(Annotated listings of elements)
((

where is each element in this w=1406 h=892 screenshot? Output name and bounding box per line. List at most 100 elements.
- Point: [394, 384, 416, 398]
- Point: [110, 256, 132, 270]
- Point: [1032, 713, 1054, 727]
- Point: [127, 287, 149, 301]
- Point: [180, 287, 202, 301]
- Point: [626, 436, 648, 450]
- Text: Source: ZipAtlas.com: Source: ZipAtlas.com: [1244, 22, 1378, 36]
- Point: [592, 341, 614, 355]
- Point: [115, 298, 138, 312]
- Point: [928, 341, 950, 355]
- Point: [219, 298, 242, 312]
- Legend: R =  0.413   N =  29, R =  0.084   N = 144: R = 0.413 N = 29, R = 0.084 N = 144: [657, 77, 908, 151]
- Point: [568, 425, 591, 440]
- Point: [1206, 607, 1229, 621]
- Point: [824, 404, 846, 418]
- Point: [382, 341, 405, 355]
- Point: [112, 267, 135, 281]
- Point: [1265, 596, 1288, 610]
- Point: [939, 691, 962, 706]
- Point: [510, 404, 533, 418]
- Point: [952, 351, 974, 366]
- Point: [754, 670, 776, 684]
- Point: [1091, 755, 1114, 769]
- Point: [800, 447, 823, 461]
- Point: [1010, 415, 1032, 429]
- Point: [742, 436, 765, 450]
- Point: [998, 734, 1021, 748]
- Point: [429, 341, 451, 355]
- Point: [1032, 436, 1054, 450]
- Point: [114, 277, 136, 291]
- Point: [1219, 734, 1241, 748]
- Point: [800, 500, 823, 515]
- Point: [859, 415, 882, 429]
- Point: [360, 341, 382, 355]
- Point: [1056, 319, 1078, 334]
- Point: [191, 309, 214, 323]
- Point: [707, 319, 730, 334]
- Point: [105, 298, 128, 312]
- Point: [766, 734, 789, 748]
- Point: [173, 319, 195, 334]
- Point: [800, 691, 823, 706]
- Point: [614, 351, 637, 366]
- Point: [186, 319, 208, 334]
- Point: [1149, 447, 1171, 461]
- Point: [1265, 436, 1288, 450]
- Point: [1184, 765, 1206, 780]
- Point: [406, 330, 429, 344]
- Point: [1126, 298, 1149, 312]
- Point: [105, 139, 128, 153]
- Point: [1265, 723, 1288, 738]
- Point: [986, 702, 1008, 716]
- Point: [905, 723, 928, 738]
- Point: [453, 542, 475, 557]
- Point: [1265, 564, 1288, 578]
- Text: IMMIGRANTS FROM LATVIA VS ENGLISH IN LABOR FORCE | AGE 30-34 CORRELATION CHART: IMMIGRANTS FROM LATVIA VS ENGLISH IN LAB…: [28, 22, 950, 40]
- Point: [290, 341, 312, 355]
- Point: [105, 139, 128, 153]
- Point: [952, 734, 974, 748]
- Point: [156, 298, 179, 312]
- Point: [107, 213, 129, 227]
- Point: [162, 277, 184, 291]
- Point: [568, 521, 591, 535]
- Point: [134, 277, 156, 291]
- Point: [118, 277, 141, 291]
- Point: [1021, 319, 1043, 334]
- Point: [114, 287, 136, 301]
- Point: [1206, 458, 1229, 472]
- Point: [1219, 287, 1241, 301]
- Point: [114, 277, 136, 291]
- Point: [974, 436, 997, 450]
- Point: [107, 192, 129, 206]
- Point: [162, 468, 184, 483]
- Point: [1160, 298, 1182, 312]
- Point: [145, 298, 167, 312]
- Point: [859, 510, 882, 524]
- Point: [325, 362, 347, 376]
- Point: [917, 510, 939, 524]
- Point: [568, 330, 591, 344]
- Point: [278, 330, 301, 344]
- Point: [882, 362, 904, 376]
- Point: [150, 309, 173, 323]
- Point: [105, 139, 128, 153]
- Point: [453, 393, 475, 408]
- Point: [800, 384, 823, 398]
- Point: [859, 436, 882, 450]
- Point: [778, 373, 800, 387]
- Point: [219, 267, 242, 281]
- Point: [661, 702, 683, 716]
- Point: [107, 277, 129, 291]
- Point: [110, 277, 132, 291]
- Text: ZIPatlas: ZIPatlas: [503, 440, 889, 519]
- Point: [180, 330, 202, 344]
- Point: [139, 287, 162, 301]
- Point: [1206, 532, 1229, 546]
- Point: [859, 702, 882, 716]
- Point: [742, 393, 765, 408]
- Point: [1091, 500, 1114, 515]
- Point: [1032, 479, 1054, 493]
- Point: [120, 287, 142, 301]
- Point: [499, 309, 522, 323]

))

TASK DETAILS.
Can you turn the material, from its first line up to and including the line containing "- Point: [219, 298, 242, 312]", into a numbered list with any blank lines left out?

RESULT FOR THIS TASK.
1. where is each element in this w=1406 h=892 screenshot? Output name and bounding box per line. List at most 100 elements.
2. - Point: [394, 384, 416, 398]
3. - Point: [110, 256, 132, 270]
4. - Point: [1032, 713, 1054, 727]
5. - Point: [127, 287, 149, 301]
6. - Point: [180, 287, 202, 301]
7. - Point: [626, 436, 648, 450]
8. - Text: Source: ZipAtlas.com: Source: ZipAtlas.com: [1244, 22, 1378, 36]
9. - Point: [592, 341, 614, 355]
10. - Point: [115, 298, 138, 312]
11. - Point: [928, 341, 950, 355]
12. - Point: [219, 298, 242, 312]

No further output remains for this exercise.